What is required:
Could you give the data below again, exactly and completely?

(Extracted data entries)
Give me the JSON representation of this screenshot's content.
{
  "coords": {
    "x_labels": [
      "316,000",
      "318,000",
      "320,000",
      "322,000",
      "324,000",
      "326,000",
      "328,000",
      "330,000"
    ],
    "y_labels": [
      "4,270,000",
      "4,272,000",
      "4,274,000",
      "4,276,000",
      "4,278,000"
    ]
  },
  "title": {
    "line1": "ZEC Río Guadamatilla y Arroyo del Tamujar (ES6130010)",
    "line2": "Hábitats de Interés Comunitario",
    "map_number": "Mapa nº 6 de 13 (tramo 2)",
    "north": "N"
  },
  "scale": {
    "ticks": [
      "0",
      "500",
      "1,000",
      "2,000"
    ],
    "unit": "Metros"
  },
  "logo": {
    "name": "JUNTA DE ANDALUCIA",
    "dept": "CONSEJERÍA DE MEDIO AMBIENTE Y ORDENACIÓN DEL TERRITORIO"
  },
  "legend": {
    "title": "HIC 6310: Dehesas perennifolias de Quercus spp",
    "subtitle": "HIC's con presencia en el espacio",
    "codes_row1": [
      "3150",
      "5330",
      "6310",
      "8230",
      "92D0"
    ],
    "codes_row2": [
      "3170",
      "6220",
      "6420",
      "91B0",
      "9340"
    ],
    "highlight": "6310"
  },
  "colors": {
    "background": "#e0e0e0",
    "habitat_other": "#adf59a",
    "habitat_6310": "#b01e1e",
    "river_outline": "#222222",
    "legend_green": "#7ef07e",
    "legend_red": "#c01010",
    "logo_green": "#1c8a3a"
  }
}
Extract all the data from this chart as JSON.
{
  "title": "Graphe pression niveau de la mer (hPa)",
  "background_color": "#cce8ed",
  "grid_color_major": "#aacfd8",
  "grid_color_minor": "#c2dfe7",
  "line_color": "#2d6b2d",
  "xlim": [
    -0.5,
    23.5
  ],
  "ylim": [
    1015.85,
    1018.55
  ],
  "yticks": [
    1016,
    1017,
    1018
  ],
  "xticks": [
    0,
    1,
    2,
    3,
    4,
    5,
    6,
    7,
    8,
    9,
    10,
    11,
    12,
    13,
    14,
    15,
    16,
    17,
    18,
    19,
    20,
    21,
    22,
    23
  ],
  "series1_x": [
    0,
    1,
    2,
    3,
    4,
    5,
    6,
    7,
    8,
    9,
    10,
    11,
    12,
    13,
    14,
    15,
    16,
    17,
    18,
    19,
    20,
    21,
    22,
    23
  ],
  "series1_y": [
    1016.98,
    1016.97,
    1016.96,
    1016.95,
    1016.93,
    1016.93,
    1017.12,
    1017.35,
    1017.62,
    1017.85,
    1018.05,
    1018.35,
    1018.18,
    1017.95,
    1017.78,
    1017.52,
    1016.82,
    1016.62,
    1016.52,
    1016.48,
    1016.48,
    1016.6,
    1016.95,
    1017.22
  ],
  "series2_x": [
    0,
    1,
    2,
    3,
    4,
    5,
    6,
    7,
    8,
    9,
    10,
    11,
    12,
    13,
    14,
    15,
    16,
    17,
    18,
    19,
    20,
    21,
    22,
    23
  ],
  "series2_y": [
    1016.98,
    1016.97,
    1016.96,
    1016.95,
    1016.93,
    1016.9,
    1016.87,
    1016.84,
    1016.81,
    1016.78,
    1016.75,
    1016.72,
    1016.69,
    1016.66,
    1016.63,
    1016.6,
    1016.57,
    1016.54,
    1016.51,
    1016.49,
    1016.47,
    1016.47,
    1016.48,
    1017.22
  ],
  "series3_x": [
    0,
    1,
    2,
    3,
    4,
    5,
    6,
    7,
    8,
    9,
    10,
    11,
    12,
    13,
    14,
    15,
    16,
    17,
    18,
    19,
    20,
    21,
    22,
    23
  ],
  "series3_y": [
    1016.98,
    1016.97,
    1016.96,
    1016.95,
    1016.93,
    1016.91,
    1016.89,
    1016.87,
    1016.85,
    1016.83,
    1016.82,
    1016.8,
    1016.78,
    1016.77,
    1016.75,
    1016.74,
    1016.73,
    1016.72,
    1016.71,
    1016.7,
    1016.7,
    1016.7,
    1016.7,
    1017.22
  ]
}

The reply:
Give me the JSON representation of this screenshot's content.
{
  "coords": {
    "x_labels": [
      "316,000",
      "318,000",
      "320,000",
      "322,000",
      "324,000",
      "326,000",
      "328,000",
      "330,000"
    ],
    "y_labels": [
      "4,270,000",
      "4,272,000",
      "4,274,000",
      "4,276,000",
      "4,278,000"
    ]
  },
  "title": {
    "line1": "ZEC Río Guadamatilla y Arroyo del Tamujar (ES6130010)",
    "line2": "Hábitats de Interés Comunitario",
    "map_number": "Mapa nº 6 de 13 (tramo 2)",
    "north": "N"
  },
  "scale": {
    "ticks": [
      "0",
      "500",
      "1,000",
      "2,000"
    ],
    "unit": "Metros"
  },
  "logo": {
    "name": "JUNTA DE ANDALUCIA",
    "dept": "CONSEJERÍA DE MEDIO AMBIENTE Y ORDENACIÓN DEL TERRITORIO"
  },
  "legend": {
    "title": "HIC 6310: Dehesas perennifolias de Quercus spp",
    "subtitle": "HIC's con presencia en el espacio",
    "codes_row1": [
      "3150",
      "5330",
      "6310",
      "8230",
      "92D0"
    ],
    "codes_row2": [
      "3170",
      "6220",
      "6420",
      "91B0",
      "9340"
    ],
    "highlight": "6310"
  },
  "colors": {
    "background": "#e0e0e0",
    "habitat_other": "#adf59a",
    "habitat_6310": "#b01e1e",
    "river_outline": "#222222",
    "legend_green": "#7ef07e",
    "legend_red": "#c01010",
    "logo_green": "#1c8a3a"
  }
}
Extract all the data from this chart as JSON.
{
  "title": "Graphe pression niveau de la mer (hPa)",
  "background_color": "#cce8ed",
  "grid_color_major": "#aacfd8",
  "grid_color_minor": "#c2dfe7",
  "line_color": "#2d6b2d",
  "xlim": [
    -0.5,
    23.5
  ],
  "ylim": [
    1015.85,
    1018.55
  ],
  "yticks": [
    1016,
    1017,
    1018
  ],
  "xticks": [
    0,
    1,
    2,
    3,
    4,
    5,
    6,
    7,
    8,
    9,
    10,
    11,
    12,
    13,
    14,
    15,
    16,
    17,
    18,
    19,
    20,
    21,
    22,
    23
  ],
  "series1_x": [
    0,
    1,
    2,
    3,
    4,
    5,
    6,
    7,
    8,
    9,
    10,
    11,
    12,
    13,
    14,
    15,
    16,
    17,
    18,
    19,
    20,
    21,
    22,
    23
  ],
  "series1_y": [
    1016.98,
    1016.97,
    1016.96,
    1016.95,
    1016.93,
    1016.93,
    1017.12,
    1017.35,
    1017.62,
    1017.85,
    1018.05,
    1018.35,
    1018.18,
    1017.95,
    1017.78,
    1017.52,
    1016.82,
    1016.62,
    1016.52,
    1016.48,
    1016.48,
    1016.6,
    1016.95,
    1017.22
  ],
  "series2_x": [
    0,
    1,
    2,
    3,
    4,
    5,
    6,
    7,
    8,
    9,
    10,
    11,
    12,
    13,
    14,
    15,
    16,
    17,
    18,
    19,
    20,
    21,
    22,
    23
  ],
  "series2_y": [
    1016.98,
    1016.97,
    1016.96,
    1016.95,
    1016.93,
    1016.9,
    1016.87,
    1016.84,
    1016.81,
    1016.78,
    1016.75,
    1016.72,
    1016.69,
    1016.66,
    1016.63,
    1016.6,
    1016.57,
    1016.54,
    1016.51,
    1016.49,
    1016.47,
    1016.47,
    1016.48,
    1017.22
  ],
  "series3_x": [
    0,
    1,
    2,
    3,
    4,
    5,
    6,
    7,
    8,
    9,
    10,
    11,
    12,
    13,
    14,
    15,
    16,
    17,
    18,
    19,
    20,
    21,
    22,
    23
  ],
  "series3_y": [
    1016.98,
    1016.97,
    1016.96,
    1016.95,
    1016.93,
    1016.91,
    1016.89,
    1016.87,
    1016.85,
    1016.83,
    1016.82,
    1016.8,
    1016.78,
    1016.77,
    1016.75,
    1016.74,
    1016.73,
    1016.72,
    1016.71,
    1016.7,
    1016.7,
    1016.7,
    1016.7,
    1017.22
  ]
}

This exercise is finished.